Consider the two sequences:
auto seq1 = { 0, 1, 2 }; auto seq2 = { 0, 1, 2, 3, 4 }; std::equal ( seq1.begin (), seq1.end (), seq2.begin ()); // true std::equal ( seq2.begin (), seq2.end (), seq1.begin ()); // Undefined behavior std::equal ( seq1.begin (), seq1.end (), seq2.begin (), seq2.end ()); // false
          You can argue that true is
          the correct answer in the first case, even though the sequences are not
          the same. The first N entries in seq2
          are the same as the entries in seq1
          - but that's not all that's in seq2.
          But in the second case, the algorithm will read past the end of seq1, resulting in undefined behavior
          (large earthquake, incorrect results, pregnant cat, etc).
        
However, if the two sequences are specified completely, it's clear that they are not equal.
          The function equal returns
          true if the two sequences compare equal; i.e, if each element in the sequence
          compares equal to the corresponding element in the other sequence. One
          version uses std::equal_to to do the comparison; the other
          lets the caller pass predicate to do the comparisons.

DATA PROVIDED:
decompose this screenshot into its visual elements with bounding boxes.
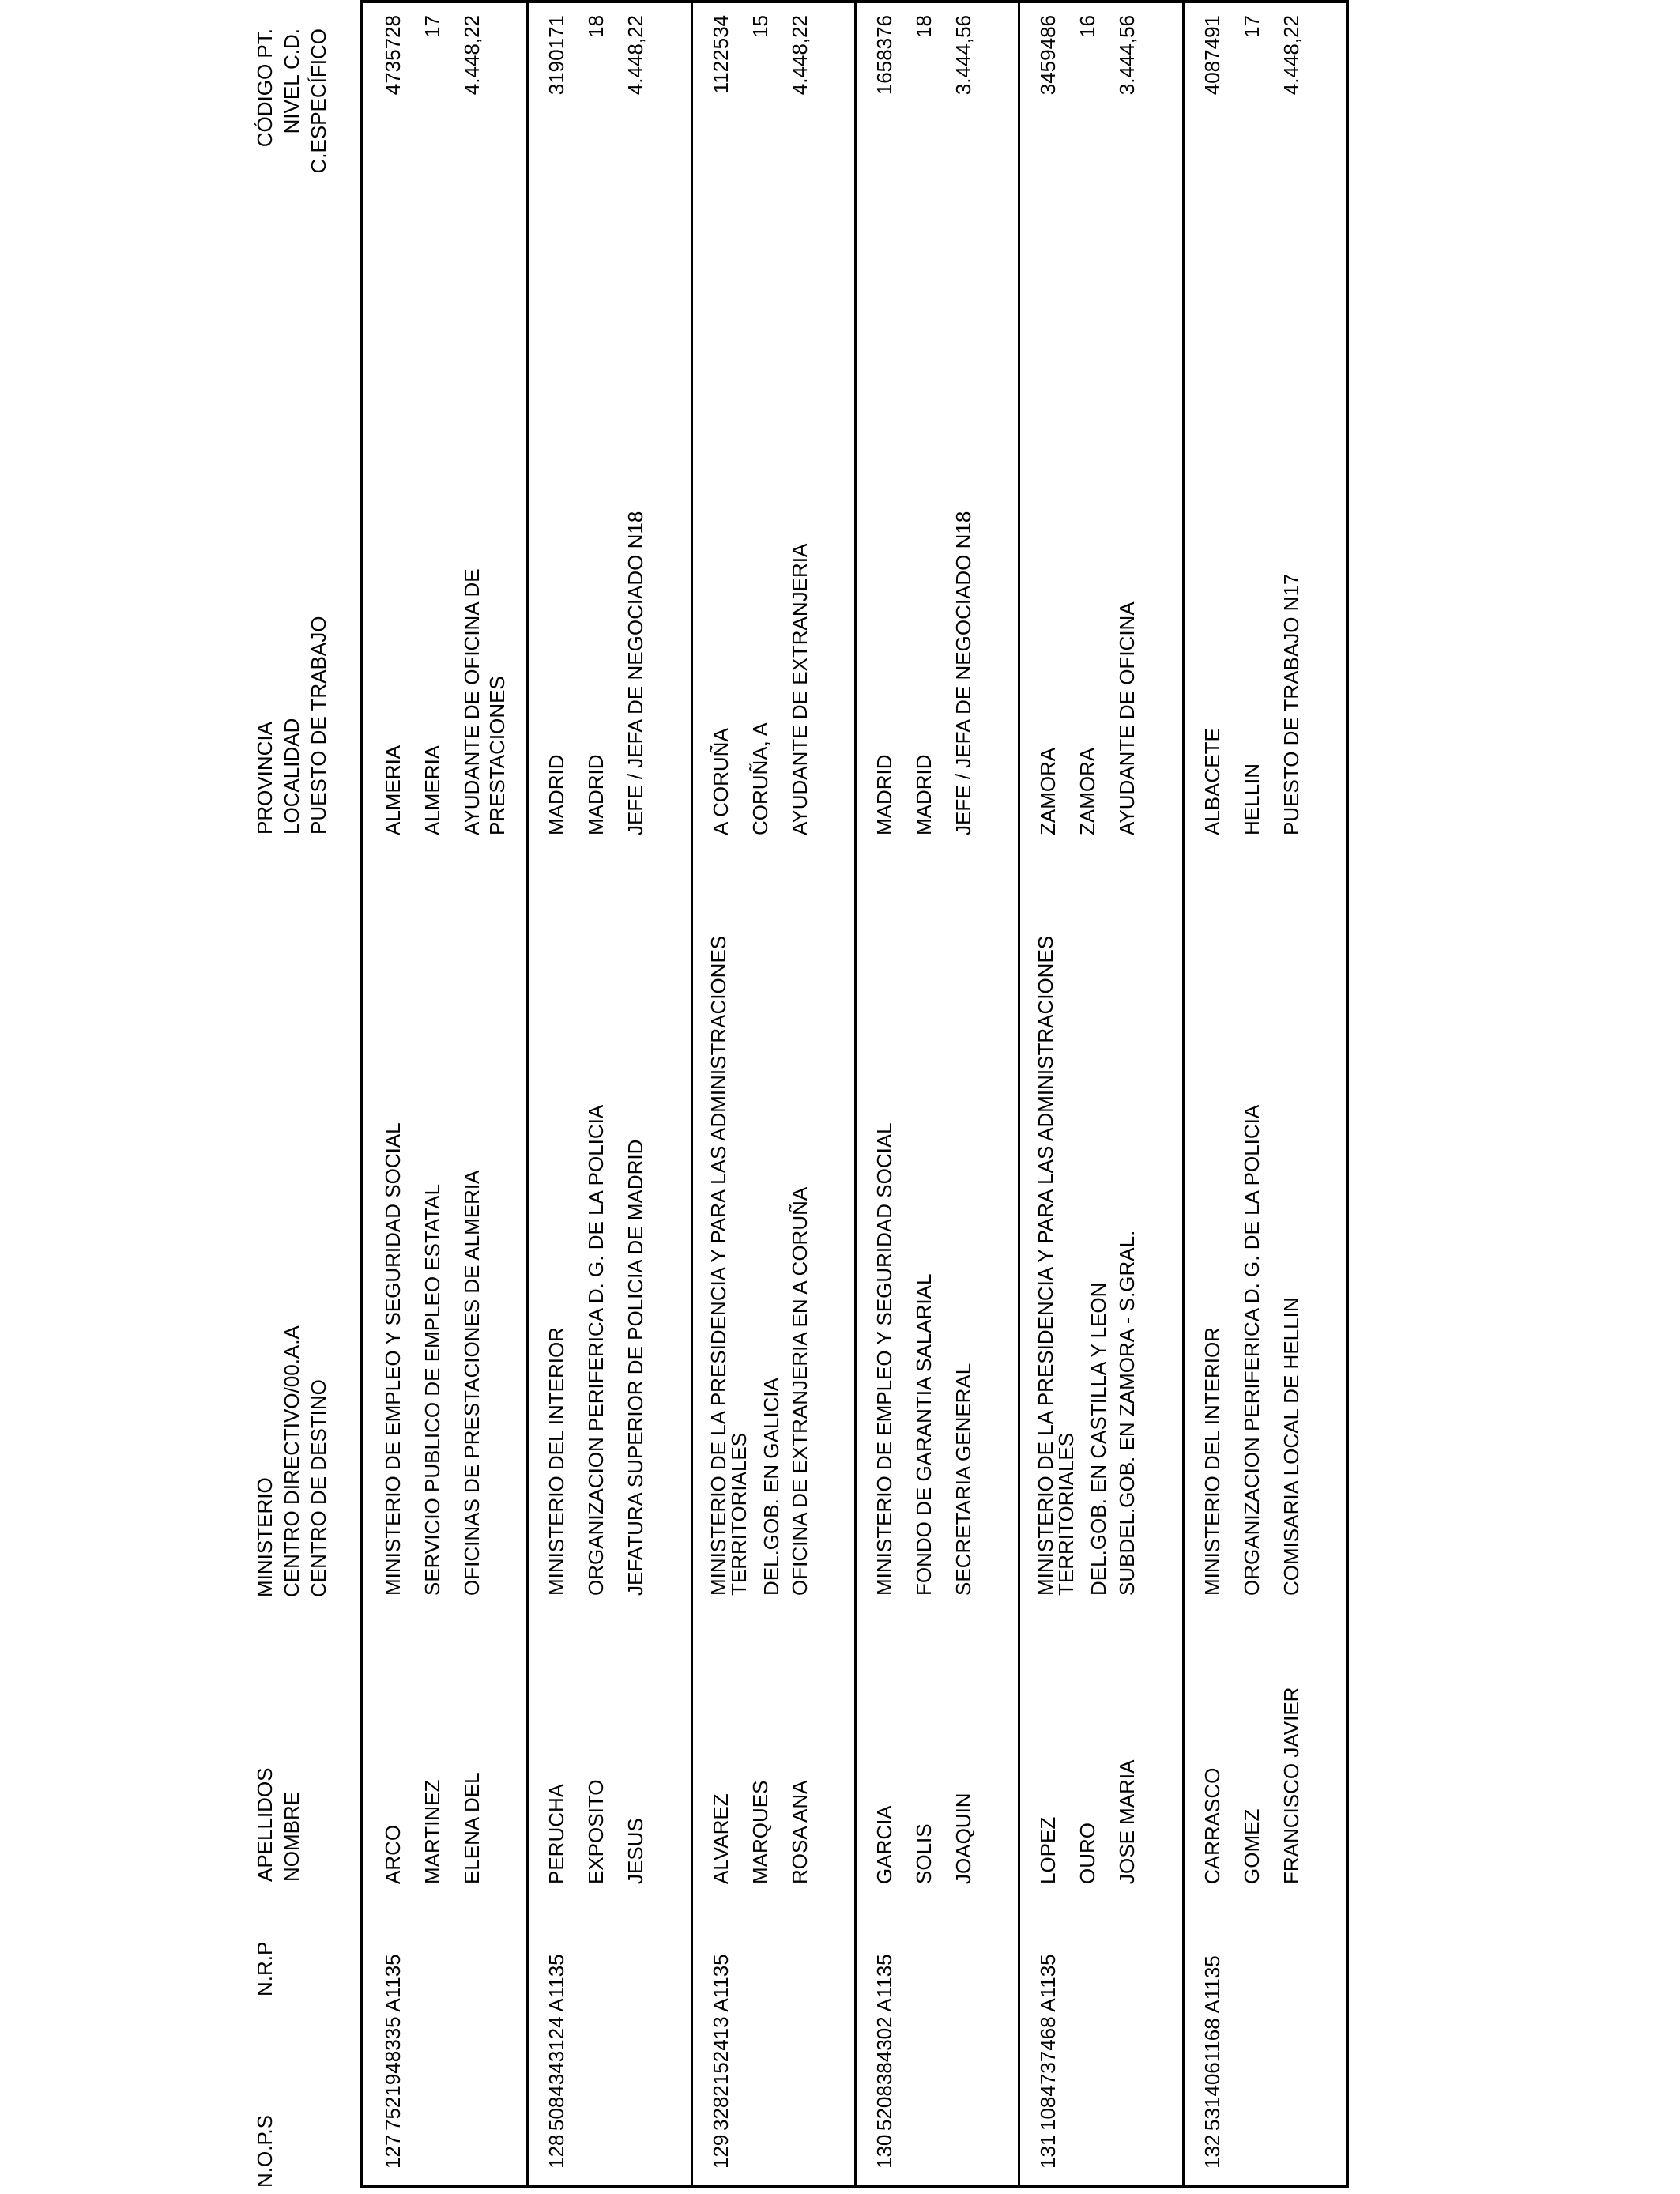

AIM A: Reproduce the part of the std::equal passage from "The function equal" to "do the comparisons.", substituting "user" for "caller".
AIM B: Pick up the passage on comparing sequences with std::equal after its final sentence and write what comes next.

TASK RESULT A:
The function equal returns
          true if the two sequences compare equal; i.e, if each element in the sequence
          compares equal to the corresponding element in the other sequence. One
          version uses std::equal_to to do the comparison; the other
          lets the user pass predicate to do the comparisons.

TASK RESULT B:
template <class InputIterator1, class InputIterator2> bool equal ( InputIterator1 first1, InputIterator1 last1, InputIterator2 first2, InputIterator2 last2 ); template <class InputIterator1, class InputIterator2, class BinaryPredicate> bool equal ( InputIterator1 first1, InputIterator1 last1, InputIterator2 first2, InputIterator2 last2, BinaryPredicate pred );
          Given the container c1
          containing { 0, 1,
          2, 3, 14, 15 },
          and c2 containing { 1,
          2, 3 }, then
equal ( c1.begin (), c1.end (), c2.begin (), c2.end ()) --> false equal ( c1.begin () + 1, c1.begin () + 3, c2.begin (), c2.end ()) --> true equal ( c1.end (), c1.end (), c2.end (), c2.end ()) --> true // empty sequences are alway equal to each other
          equal works on all iterators
          except output iterators.
        
          Both of the variants of equal
          run in O(N) (linear) time; that is, they compare against
          each element in the list once. If the sequence is found to be not equal
          at any point, the routine will terminate immediately, without examining
          the rest of the elements.
        
          Both of the variants of equal
          take their parameters by value and do not depend upon any global state.
          Therefore, all the routines in this file provide the strong exception guarantee.
        
equal
              is part of the C++14 standard. When C++14 standard library implementations
              become available, the implementation from the standard library should
              be used.
            equal returns true
              for two empty ranges, no matter what predicate is passed to test against.
            
          The header file 'mismatch.hpp' contains two variants of a the stl algorithm
          mismatch. The algorithm
          finds the first point in two sequences where they do not match.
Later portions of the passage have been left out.